Edit every line of the listing below so that "coastline" becomes "shoreline", and keep everything else unchanged.

>> START Data

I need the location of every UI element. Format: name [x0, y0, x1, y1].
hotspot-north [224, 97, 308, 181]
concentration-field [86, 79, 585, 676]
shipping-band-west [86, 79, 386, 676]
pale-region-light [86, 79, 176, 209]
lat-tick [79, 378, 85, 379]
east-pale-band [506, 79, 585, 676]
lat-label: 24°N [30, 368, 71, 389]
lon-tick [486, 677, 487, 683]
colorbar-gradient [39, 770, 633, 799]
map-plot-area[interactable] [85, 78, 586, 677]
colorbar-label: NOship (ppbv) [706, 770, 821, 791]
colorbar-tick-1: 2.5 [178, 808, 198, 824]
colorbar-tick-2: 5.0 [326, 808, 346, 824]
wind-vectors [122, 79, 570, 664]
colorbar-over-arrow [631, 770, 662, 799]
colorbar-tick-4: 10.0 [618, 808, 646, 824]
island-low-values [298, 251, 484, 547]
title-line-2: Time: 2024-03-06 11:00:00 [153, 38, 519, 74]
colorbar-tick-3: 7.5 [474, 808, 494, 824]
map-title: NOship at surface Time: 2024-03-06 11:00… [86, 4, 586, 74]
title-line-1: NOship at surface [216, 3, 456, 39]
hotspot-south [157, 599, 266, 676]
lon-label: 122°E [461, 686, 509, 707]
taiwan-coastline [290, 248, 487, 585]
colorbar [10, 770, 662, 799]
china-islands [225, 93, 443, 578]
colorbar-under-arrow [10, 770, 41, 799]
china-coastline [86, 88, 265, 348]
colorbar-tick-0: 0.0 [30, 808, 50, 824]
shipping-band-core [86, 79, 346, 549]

>> END Data

* Output of the exercise:
I need the location of every UI element. Format: name [x0, y0, x1, y1].
hotspot-north [224, 97, 308, 181]
concentration-field [86, 79, 585, 676]
shipping-band-west [86, 79, 386, 676]
pale-region-light [86, 79, 176, 209]
lat-tick [79, 378, 85, 379]
east-pale-band [506, 79, 585, 676]
lat-label: 24°N [30, 368, 71, 389]
lon-tick [486, 677, 487, 683]
colorbar-gradient [39, 770, 633, 799]
map-plot-area[interactable] [85, 78, 586, 677]
colorbar-label: NOship (ppbv) [706, 770, 821, 791]
colorbar-tick-1: 2.5 [178, 808, 198, 824]
colorbar-tick-2: 5.0 [326, 808, 346, 824]
wind-vectors [122, 79, 570, 664]
colorbar-over-arrow [631, 770, 662, 799]
colorbar-tick-4: 10.0 [618, 808, 646, 824]
island-low-values [298, 251, 484, 547]
title-line-2: Time: 2024-03-06 11:00:00 [153, 38, 519, 74]
colorbar-tick-3: 7.5 [474, 808, 494, 824]
map-title: NOship at surface Time: 2024-03-06 11:00… [86, 4, 586, 74]
title-line-1: NOship at surface [216, 3, 456, 39]
hotspot-south [157, 599, 266, 676]
lon-label: 122°E [461, 686, 509, 707]
taiwan-shoreline [290, 248, 487, 585]
colorbar [10, 770, 662, 799]
china-islands [225, 93, 443, 578]
colorbar-under-arrow [10, 770, 41, 799]
china-shoreline [86, 88, 265, 348]
colorbar-tick-0: 0.0 [30, 808, 50, 824]
shipping-band-core [86, 79, 346, 549]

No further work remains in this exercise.